Task to complete:
Every entry here needs to be repeated exactly.

Materials provided:
***
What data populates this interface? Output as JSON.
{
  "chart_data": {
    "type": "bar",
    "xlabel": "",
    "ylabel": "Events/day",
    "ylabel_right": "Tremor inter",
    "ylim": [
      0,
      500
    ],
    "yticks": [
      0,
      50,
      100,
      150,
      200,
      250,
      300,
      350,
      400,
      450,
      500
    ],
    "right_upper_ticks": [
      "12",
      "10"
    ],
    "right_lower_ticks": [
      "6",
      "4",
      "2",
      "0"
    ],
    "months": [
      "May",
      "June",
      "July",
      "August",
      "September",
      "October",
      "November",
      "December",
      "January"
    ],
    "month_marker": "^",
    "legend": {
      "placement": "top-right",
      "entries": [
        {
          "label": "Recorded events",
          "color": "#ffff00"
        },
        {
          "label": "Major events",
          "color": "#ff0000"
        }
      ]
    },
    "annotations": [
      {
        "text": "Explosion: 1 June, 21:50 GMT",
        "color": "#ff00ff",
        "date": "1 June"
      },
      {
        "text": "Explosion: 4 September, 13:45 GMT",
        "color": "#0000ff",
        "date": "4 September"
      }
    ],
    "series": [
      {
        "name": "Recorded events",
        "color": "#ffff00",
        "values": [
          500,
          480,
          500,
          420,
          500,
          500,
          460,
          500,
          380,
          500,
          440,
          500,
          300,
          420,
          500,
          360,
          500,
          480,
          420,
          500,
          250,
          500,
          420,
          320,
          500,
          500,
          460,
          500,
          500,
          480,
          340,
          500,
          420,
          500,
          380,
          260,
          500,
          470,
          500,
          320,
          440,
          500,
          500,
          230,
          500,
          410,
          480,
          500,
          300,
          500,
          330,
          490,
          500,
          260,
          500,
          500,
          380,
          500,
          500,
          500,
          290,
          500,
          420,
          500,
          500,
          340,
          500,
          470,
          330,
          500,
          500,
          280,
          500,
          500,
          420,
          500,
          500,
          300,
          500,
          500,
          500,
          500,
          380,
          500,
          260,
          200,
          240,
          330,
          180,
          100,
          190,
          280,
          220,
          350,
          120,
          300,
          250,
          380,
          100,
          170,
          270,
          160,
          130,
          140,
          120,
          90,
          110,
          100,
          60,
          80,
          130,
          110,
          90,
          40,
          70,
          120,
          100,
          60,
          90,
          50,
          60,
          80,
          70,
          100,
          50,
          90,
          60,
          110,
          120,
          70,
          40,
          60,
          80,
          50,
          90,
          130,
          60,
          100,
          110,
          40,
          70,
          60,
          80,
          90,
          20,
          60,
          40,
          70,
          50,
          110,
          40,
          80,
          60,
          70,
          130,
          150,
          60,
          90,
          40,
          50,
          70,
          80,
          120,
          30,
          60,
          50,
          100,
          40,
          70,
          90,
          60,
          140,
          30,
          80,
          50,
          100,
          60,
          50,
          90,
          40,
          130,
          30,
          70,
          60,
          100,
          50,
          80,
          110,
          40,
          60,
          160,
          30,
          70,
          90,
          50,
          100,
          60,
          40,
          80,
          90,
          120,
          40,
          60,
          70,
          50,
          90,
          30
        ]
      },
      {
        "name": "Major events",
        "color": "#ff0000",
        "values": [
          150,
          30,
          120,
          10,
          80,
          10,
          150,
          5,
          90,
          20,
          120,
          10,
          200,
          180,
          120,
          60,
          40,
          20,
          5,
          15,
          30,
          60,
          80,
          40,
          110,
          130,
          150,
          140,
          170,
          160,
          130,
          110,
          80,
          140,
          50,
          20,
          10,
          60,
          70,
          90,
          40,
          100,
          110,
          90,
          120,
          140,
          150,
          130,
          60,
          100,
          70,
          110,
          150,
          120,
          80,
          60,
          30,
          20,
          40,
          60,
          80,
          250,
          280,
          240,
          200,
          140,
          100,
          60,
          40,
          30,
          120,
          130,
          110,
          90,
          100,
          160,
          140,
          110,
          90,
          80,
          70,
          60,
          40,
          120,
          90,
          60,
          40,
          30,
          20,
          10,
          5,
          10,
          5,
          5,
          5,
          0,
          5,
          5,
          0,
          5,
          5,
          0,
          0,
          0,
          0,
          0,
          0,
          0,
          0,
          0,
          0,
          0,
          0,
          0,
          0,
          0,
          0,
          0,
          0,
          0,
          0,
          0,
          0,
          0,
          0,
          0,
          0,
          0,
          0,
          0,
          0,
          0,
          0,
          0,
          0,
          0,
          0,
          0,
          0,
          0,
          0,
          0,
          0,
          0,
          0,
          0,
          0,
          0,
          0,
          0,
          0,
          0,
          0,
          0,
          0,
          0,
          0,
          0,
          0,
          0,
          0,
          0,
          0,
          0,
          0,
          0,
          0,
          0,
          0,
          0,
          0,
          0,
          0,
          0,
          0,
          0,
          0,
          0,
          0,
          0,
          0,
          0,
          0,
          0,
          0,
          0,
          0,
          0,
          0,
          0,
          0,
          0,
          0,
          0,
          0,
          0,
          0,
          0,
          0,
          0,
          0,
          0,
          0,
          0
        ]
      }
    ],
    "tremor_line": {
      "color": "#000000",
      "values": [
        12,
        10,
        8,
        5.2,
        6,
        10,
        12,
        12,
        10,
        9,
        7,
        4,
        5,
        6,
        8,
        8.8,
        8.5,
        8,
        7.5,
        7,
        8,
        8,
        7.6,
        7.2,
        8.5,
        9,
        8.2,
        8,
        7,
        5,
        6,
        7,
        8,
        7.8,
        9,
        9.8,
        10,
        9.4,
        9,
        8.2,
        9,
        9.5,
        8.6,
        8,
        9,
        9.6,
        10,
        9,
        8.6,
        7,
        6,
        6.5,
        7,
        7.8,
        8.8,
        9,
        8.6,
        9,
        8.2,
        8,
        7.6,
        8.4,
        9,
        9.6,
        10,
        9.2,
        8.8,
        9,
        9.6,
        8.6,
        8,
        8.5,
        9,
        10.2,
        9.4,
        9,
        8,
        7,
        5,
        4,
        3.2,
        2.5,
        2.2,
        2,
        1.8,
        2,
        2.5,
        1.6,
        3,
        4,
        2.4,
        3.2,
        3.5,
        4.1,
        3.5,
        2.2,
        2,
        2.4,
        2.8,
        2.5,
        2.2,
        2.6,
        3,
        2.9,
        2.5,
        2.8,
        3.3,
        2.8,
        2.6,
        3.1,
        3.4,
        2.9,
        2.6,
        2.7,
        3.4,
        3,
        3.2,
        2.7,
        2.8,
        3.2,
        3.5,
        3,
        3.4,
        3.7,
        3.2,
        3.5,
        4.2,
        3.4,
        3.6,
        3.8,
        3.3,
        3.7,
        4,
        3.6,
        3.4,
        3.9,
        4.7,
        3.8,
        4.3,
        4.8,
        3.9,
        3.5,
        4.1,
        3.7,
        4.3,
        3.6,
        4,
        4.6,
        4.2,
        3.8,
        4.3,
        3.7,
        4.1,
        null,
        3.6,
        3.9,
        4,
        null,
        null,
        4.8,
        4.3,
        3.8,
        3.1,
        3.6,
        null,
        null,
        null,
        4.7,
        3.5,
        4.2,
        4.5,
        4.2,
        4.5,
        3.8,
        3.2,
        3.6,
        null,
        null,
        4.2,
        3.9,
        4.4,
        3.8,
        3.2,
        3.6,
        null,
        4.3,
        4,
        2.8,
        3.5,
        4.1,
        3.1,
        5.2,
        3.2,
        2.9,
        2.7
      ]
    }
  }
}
***
Answer to the problem:
What data populates this interface? Output as JSON.
{
  "chart_data": {
    "type": "bar",
    "xlabel": "",
    "ylabel": "Events/day",
    "ylabel_right": "Tremor inter",
    "ylim": [
      0,
      500
    ],
    "yticks": [
      0,
      50,
      100,
      150,
      200,
      250,
      300,
      350,
      400,
      450,
      500
    ],
    "right_upper_ticks": [
      "12",
      "10"
    ],
    "right_lower_ticks": [
      "6",
      "4",
      "2",
      "0"
    ],
    "months": [
      "May",
      "June",
      "July",
      "August",
      "September",
      "October",
      "November",
      "December",
      "January"
    ],
    "month_marker": "^",
    "legend": {
      "placement": "top-right",
      "entries": [
        {
          "label": "Recorded events",
          "color": "#ffff00"
        },
        {
          "label": "Major events",
          "color": "#ff0000"
        }
      ]
    },
    "annotations": [
      {
        "text": "Explosion: 1 June, 21:50 GMT",
        "color": "#ff00ff",
        "date": "1 June"
      },
      {
        "text": "Explosion: 4 September, 13:45 GMT",
        "color": "#0000ff",
        "date": "4 September"
      }
    ],
    "series": [
      {
        "name": "Recorded events",
        "color": "#ffff00",
        "values": [
          500,
          480,
          500,
          420,
          500,
          500,
          460,
          500,
          380,
          500,
          440,
          500,
          300,
          420,
          500,
          360,
          500,
          480,
          420,
          500,
          250,
          500,
          420,
          320,
          500,
          500,
          460,
          500,
          500,
          480,
          340,
          500,
          420,
          500,
          380,
          260,
          500,
          470,
          500,
          320,
          440,
          500,
          500,
          230,
          500,
          410,
          480,
          500,
          300,
          500,
          330,
          490,
          500,
          260,
          500,
          500,
          380,
          500,
          500,
          500,
          290,
          500,
          420,
          500,
          500,
          340,
          500,
          470,
          330,
          500,
          500,
          280,
          500,
          500,
          420,
          500,
          500,
          300,
          500,
          500,
          500,
          500,
          380,
          500,
          260,
          200,
          240,
          330,
          180,
          100,
          190,
          280,
          220,
          350,
          120,
          300,
          250,
          380,
          100,
          170,
          270,
          160,
          130,
          140,
          120,
          90,
          110,
          100,
          60,
          80,
          130,
          110,
          90,
          40,
          70,
          120,
          100,
          60,
          90,
          50,
          60,
          80,
          70,
          100,
          50,
          90,
          60,
          110,
          120,
          70,
          40,
          60,
          80,
          50,
          90,
          130,
          60,
          100,
          110,
          40,
          70,
          60,
          80,
          90,
          20,
          60,
          40,
          70,
          50,
          110,
          40,
          80,
          60,
          70,
          130,
          150,
          60,
          90,
          40,
          50,
          70,
          80,
          120,
          30,
          60,
          50,
          100,
          40,
          70,
          90,
          60,
          140,
          30,
          80,
          50,
          100,
          60,
          50,
          90,
          40,
          130,
          30,
          70,
          60,
          100,
          50,
          80,
          110,
          40,
          60,
          160,
          30,
          70,
          90,
          50,
          100,
          60,
          40,
          80,
          90,
          120,
          40,
          60,
          70,
          50,
          90,
          30
        ]
      },
      {
        "name": "Major events",
        "color": "#ff0000",
        "values": [
          150,
          30,
          120,
          10,
          80,
          10,
          150,
          5,
          90,
          20,
          120,
          10,
          200,
          180,
          120,
          60,
          40,
          20,
          5,
          15,
          30,
          60,
          80,
          40,
          110,
          130,
          150,
          140,
          170,
          160,
          130,
          110,
          80,
          140,
          50,
          20,
          10,
          60,
          70,
          90,
          40,
          100,
          110,
          90,
          120,
          140,
          150,
          130,
          60,
          100,
          70,
          110,
          150,
          120,
          80,
          60,
          30,
          20,
          40,
          60,
          80,
          250,
          280,
          240,
          200,
          140,
          100,
          60,
          40,
          30,
          120,
          130,
          110,
          90,
          100,
          160,
          140,
          110,
          90,
          80,
          70,
          60,
          40,
          120,
          90,
          60,
          40,
          30,
          20,
          10,
          5,
          10,
          5,
          5,
          5,
          0,
          5,
          5,
          0,
          5,
          5,
          0,
          0,
          0,
          0,
          0,
          0,
          0,
          0,
          0,
          0,
          0,
          0,
          0,
          0,
          0,
          0,
          0,
          0,
          0,
          0,
          0,
          0,
          0,
          0,
          0,
          0,
          0,
          0,
          0,
          0,
          0,
          0,
          0,
          0,
          0,
          0,
          0,
          0,
          0,
          0,
          0,
          0,
          0,
          0,
          0,
          0,
          0,
          0,
          0,
          0,
          0,
          0,
          0,
          0,
          0,
          0,
          0,
          0,
          0,
          0,
          0,
          0,
          0,
          0,
          0,
          0,
          0,
          0,
          0,
          0,
          0,
          0,
          0,
          0,
          0,
          0,
          0,
          0,
          0,
          0,
          0,
          0,
          0,
          0,
          0,
          0,
          0,
          0,
          0,
          0,
          0,
          0,
          0,
          0,
          0,
          0,
          0,
          0,
          0,
          0,
          0,
          0,
          0
        ]
      }
    ],
    "tremor_line": {
      "color": "#000000",
      "values": [
        12,
        10,
        8,
        5.2,
        6,
        10,
        12,
        12,
        10,
        9,
        7,
        4,
        5,
        6,
        8,
        8.8,
        8.5,
        8,
        7.5,
        7,
        8,
        8,
        7.6,
        7.2,
        8.5,
        9,
        8.2,
        8,
        7,
        5,
        6,
        7,
        8,
        7.8,
        9,
        9.8,
        10,
        9.4,
        9,
        8.2,
        9,
        9.5,
        8.6,
        8,
        9,
        9.6,
        10,
        9,
        8.6,
        7,
        6,
        6.5,
        7,
        7.8,
        8.8,
        9,
        8.6,
        9,
        8.2,
        8,
        7.6,
        8.4,
        9,
        9.6,
        10,
        9.2,
        8.8,
        9,
        9.6,
        8.6,
        8,
        8.5,
        9,
        10.2,
        9.4,
        9,
        8,
        7,
        5,
        4,
        3.2,
        2.5,
        2.2,
        2,
        1.8,
        2,
        2.5,
        1.6,
        3,
        4,
        2.4,
        3.2,
        3.5,
        4.1,
        3.5,
        2.2,
        2,
        2.4,
        2.8,
        2.5,
        2.2,
        2.6,
        3,
        2.9,
        2.5,
        2.8,
        3.3,
        2.8,
        2.6,
        3.1,
        3.4,
        2.9,
        2.6,
        2.7,
        3.4,
        3,
        3.2,
        2.7,
        2.8,
        3.2,
        3.5,
        3,
        3.4,
        3.7,
        3.2,
        3.5,
        4.2,
        3.4,
        3.6,
        3.8,
        3.3,
        3.7,
        4,
        3.6,
        3.4,
        3.9,
        4.7,
        3.8,
        4.3,
        4.8,
        3.9,
        3.5,
        4.1,
        3.7,
        4.3,
        3.6,
        4,
        4.6,
        4.2,
        3.8,
        4.3,
        3.7,
        4.1,
        null,
        3.6,
        3.9,
        4,
        null,
        null,
        4.8,
        4.3,
        3.8,
        3.1,
        3.6,
        null,
        null,
        null,
        4.7,
        3.5,
        4.2,
        4.5,
        4.2,
        4.5,
        3.8,
        3.2,
        3.6,
        null,
        null,
        4.2,
        3.9,
        4.4,
        3.8,
        3.2,
        3.6,
        null,
        4.3,
        4,
        2.8,
        3.5,
        4.1,
        3.1,
        5.2,
        3.2,
        2.9,
        2.7
      ]
    }
  }
}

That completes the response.